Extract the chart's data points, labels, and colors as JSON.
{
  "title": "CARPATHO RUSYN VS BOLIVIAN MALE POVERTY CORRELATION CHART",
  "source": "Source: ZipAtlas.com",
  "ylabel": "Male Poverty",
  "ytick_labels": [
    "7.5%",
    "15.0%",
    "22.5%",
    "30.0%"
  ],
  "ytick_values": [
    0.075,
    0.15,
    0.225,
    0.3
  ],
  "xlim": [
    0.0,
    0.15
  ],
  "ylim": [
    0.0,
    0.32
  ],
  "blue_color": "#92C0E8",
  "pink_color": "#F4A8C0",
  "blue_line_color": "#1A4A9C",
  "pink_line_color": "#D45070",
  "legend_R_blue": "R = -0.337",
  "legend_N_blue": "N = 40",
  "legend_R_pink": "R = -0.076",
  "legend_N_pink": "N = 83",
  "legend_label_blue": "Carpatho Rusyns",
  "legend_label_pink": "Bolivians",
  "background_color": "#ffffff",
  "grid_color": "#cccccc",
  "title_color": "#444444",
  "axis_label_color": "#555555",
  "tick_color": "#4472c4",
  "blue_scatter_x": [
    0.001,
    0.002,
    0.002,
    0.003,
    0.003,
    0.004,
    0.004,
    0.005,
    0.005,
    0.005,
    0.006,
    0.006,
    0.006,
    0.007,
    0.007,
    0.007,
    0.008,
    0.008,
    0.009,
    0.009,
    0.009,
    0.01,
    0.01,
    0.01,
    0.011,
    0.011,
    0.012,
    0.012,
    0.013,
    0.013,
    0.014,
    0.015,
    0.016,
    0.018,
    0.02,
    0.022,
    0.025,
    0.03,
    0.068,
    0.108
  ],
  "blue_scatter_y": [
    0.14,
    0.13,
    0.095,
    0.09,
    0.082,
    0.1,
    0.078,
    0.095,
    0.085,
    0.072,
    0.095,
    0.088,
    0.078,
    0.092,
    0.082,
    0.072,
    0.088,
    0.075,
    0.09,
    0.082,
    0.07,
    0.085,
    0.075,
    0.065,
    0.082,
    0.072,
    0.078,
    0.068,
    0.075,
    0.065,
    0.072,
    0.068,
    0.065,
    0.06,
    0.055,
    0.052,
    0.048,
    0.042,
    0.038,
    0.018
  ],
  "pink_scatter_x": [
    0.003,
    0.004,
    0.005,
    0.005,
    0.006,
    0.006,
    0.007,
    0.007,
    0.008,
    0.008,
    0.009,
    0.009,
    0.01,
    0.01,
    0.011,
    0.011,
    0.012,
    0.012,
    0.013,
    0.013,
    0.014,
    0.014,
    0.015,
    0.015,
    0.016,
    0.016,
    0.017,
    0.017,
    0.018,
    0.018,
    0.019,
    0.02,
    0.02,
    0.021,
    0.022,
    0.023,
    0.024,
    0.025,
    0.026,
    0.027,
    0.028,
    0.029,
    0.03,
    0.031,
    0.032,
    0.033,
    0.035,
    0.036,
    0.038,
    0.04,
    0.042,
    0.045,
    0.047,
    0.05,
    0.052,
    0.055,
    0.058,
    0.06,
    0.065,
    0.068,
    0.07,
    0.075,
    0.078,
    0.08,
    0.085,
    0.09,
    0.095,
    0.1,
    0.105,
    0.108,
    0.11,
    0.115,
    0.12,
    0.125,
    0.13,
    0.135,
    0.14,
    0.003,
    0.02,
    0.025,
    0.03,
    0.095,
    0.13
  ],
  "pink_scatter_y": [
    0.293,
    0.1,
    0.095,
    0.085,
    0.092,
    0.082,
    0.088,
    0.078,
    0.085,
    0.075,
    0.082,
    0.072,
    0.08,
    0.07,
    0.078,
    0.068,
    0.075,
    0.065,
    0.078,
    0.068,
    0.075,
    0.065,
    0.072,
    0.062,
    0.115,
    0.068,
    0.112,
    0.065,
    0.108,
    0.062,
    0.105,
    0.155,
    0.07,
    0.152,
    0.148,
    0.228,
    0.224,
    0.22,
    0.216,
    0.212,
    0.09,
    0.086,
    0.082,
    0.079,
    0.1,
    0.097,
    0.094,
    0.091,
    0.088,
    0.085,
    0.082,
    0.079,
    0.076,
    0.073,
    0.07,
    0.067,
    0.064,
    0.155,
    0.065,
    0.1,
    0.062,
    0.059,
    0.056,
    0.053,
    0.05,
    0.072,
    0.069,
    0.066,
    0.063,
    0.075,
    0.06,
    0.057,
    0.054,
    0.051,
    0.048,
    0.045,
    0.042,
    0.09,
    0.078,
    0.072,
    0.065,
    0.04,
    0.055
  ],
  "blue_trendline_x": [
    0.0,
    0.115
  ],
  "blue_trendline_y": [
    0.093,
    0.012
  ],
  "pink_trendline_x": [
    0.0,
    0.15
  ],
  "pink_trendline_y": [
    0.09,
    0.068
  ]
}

=====

*PROBLEM TO WORK ON*:
Take the material above and return all of it exactly.

*ANSWER TO THIS EXERCISE*:
Extract the chart's data points, labels, and colors as JSON.
{
  "title": "CARPATHO RUSYN VS BOLIVIAN MALE POVERTY CORRELATION CHART",
  "source": "Source: ZipAtlas.com",
  "ylabel": "Male Poverty",
  "ytick_labels": [
    "7.5%",
    "15.0%",
    "22.5%",
    "30.0%"
  ],
  "ytick_values": [
    0.075,
    0.15,
    0.225,
    0.3
  ],
  "xlim": [
    0.0,
    0.15
  ],
  "ylim": [
    0.0,
    0.32
  ],
  "blue_color": "#92C0E8",
  "pink_color": "#F4A8C0",
  "blue_line_color": "#1A4A9C",
  "pink_line_color": "#D45070",
  "legend_R_blue": "R = -0.337",
  "legend_N_blue": "N = 40",
  "legend_R_pink": "R = -0.076",
  "legend_N_pink": "N = 83",
  "legend_label_blue": "Carpatho Rusyns",
  "legend_label_pink": "Bolivians",
  "background_color": "#ffffff",
  "grid_color": "#cccccc",
  "title_color": "#444444",
  "axis_label_color": "#555555",
  "tick_color": "#4472c4",
  "blue_scatter_x": [
    0.001,
    0.002,
    0.002,
    0.003,
    0.003,
    0.004,
    0.004,
    0.005,
    0.005,
    0.005,
    0.006,
    0.006,
    0.006,
    0.007,
    0.007,
    0.007,
    0.008,
    0.008,
    0.009,
    0.009,
    0.009,
    0.01,
    0.01,
    0.01,
    0.011,
    0.011,
    0.012,
    0.012,
    0.013,
    0.013,
    0.014,
    0.015,
    0.016,
    0.018,
    0.02,
    0.022,
    0.025,
    0.03,
    0.068,
    0.108
  ],
  "blue_scatter_y": [
    0.14,
    0.13,
    0.095,
    0.09,
    0.082,
    0.1,
    0.078,
    0.095,
    0.085,
    0.072,
    0.095,
    0.088,
    0.078,
    0.092,
    0.082,
    0.072,
    0.088,
    0.075,
    0.09,
    0.082,
    0.07,
    0.085,
    0.075,
    0.065,
    0.082,
    0.072,
    0.078,
    0.068,
    0.075,
    0.065,
    0.072,
    0.068,
    0.065,
    0.06,
    0.055,
    0.052,
    0.048,
    0.042,
    0.038,
    0.018
  ],
  "pink_scatter_x": [
    0.003,
    0.004,
    0.005,
    0.005,
    0.006,
    0.006,
    0.007,
    0.007,
    0.008,
    0.008,
    0.009,
    0.009,
    0.01,
    0.01,
    0.011,
    0.011,
    0.012,
    0.012,
    0.013,
    0.013,
    0.014,
    0.014,
    0.015,
    0.015,
    0.016,
    0.016,
    0.017,
    0.017,
    0.018,
    0.018,
    0.019,
    0.02,
    0.02,
    0.021,
    0.022,
    0.023,
    0.024,
    0.025,
    0.026,
    0.027,
    0.028,
    0.029,
    0.03,
    0.031,
    0.032,
    0.033,
    0.035,
    0.036,
    0.038,
    0.04,
    0.042,
    0.045,
    0.047,
    0.05,
    0.052,
    0.055,
    0.058,
    0.06,
    0.065,
    0.068,
    0.07,
    0.075,
    0.078,
    0.08,
    0.085,
    0.09,
    0.095,
    0.1,
    0.105,
    0.108,
    0.11,
    0.115,
    0.12,
    0.125,
    0.13,
    0.135,
    0.14,
    0.003,
    0.02,
    0.025,
    0.03,
    0.095,
    0.13
  ],
  "pink_scatter_y": [
    0.293,
    0.1,
    0.095,
    0.085,
    0.092,
    0.082,
    0.088,
    0.078,
    0.085,
    0.075,
    0.082,
    0.072,
    0.08,
    0.07,
    0.078,
    0.068,
    0.075,
    0.065,
    0.078,
    0.068,
    0.075,
    0.065,
    0.072,
    0.062,
    0.115,
    0.068,
    0.112,
    0.065,
    0.108,
    0.062,
    0.105,
    0.155,
    0.07,
    0.152,
    0.148,
    0.228,
    0.224,
    0.22,
    0.216,
    0.212,
    0.09,
    0.086,
    0.082,
    0.079,
    0.1,
    0.097,
    0.094,
    0.091,
    0.088,
    0.085,
    0.082,
    0.079,
    0.076,
    0.073,
    0.07,
    0.067,
    0.064,
    0.155,
    0.065,
    0.1,
    0.062,
    0.059,
    0.056,
    0.053,
    0.05,
    0.072,
    0.069,
    0.066,
    0.063,
    0.075,
    0.06,
    0.057,
    0.054,
    0.051,
    0.048,
    0.045,
    0.042,
    0.09,
    0.078,
    0.072,
    0.065,
    0.04,
    0.055
  ],
  "blue_trendline_x": [
    0.0,
    0.115
  ],
  "blue_trendline_y": [
    0.093,
    0.012
  ],
  "pink_trendline_x": [
    0.0,
    0.15
  ],
  "pink_trendline_y": [
    0.09,
    0.068
  ]
}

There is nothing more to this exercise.